* [Data shown]
----------------

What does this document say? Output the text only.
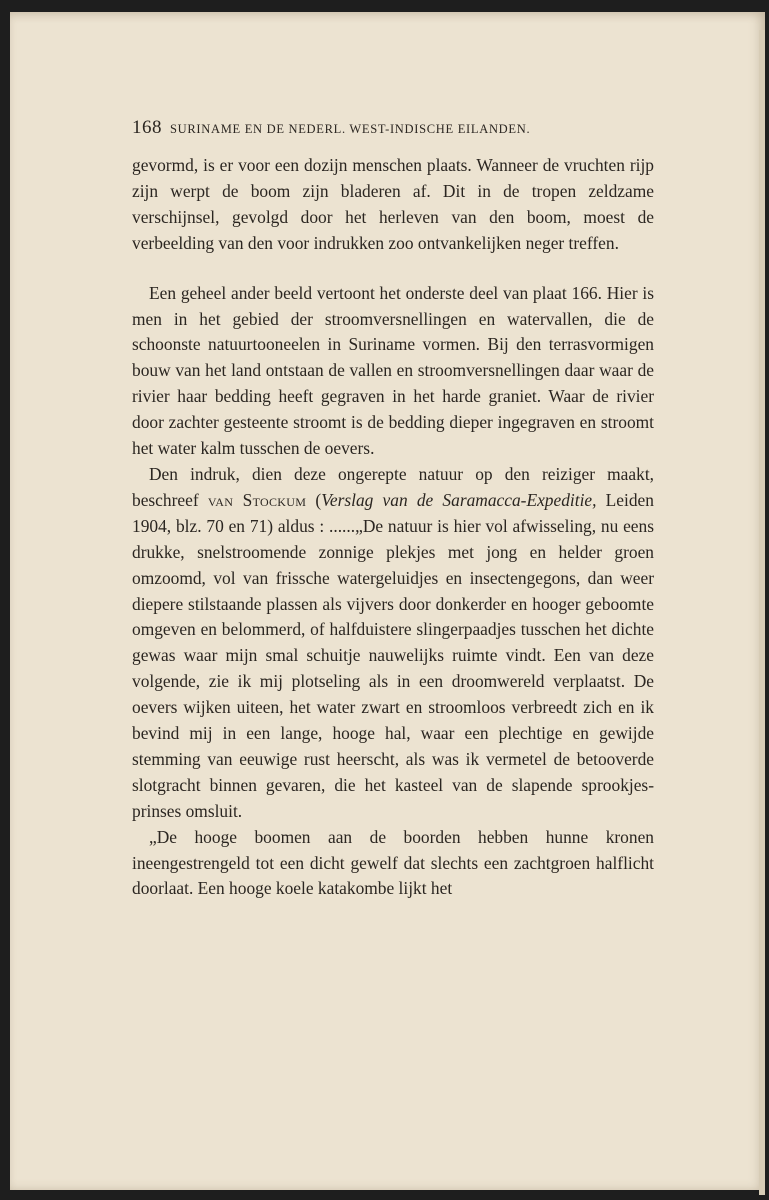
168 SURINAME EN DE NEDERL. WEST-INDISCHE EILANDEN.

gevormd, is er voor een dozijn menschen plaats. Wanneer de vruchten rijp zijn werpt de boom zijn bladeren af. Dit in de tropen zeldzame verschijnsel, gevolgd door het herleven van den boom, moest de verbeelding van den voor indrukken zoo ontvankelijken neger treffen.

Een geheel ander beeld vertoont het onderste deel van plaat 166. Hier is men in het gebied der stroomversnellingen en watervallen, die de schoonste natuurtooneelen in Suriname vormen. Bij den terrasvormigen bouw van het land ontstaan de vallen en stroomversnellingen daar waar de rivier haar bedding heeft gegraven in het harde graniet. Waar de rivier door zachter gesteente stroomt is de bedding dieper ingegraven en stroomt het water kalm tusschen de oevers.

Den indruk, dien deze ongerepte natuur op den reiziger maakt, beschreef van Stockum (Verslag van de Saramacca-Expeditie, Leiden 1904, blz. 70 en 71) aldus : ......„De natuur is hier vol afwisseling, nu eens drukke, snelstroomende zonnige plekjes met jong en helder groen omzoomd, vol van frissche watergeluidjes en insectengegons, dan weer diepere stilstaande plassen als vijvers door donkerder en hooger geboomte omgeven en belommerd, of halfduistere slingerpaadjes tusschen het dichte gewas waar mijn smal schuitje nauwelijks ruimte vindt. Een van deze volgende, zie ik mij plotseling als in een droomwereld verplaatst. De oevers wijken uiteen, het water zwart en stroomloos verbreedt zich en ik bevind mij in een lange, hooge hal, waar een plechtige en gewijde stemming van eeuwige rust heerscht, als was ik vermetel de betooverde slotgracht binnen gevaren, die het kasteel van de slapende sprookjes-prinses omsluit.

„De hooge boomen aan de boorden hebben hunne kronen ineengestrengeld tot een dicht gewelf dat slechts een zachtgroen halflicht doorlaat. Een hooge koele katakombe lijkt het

----------------

* [What is expected] Check every line for "hooge" and show the ones that have it.

* [Right answer]
Den indruk, dien deze ongerepte natuur op den reiziger maakt, beschreef van Stockum (Verslag van de Saramacca-Expeditie, Leiden 1904, blz. 70 en 71) aldus : ......„De natuur is hier vol afwisseling, nu eens drukke, snelstroomende zonnige plekjes met jong en helder groen omzoomd, vol van frissche watergeluidjes en insectengegons, dan weer diepere stilstaande plassen als vijvers door donkerder en hooger geboomte omgeven en belommerd, of halfduistere slingerpaadjes tusschen het dichte gewas waar mijn smal schuitje nauwelijks ruimte vindt. Een van deze volgende, zie ik mij plotseling als in een droomwereld verplaatst. De oevers wijken uiteen, het water zwart en stroomloos verbreedt zich en ik bevind mij in een lange, hooge hal, waar een plechtige en gewijde stemming van eeuwige rust heerscht, als was ik vermetel de betooverde slotgracht binnen gevaren, die het kasteel van de slapende sprookjes-prinses omsluit.
„De hooge boomen aan de boorden hebben hunne kronen ineengestrengeld tot een dicht gewelf dat slechts een zachtgroen halflicht doorlaat. Een hooge koele katakombe lijkt het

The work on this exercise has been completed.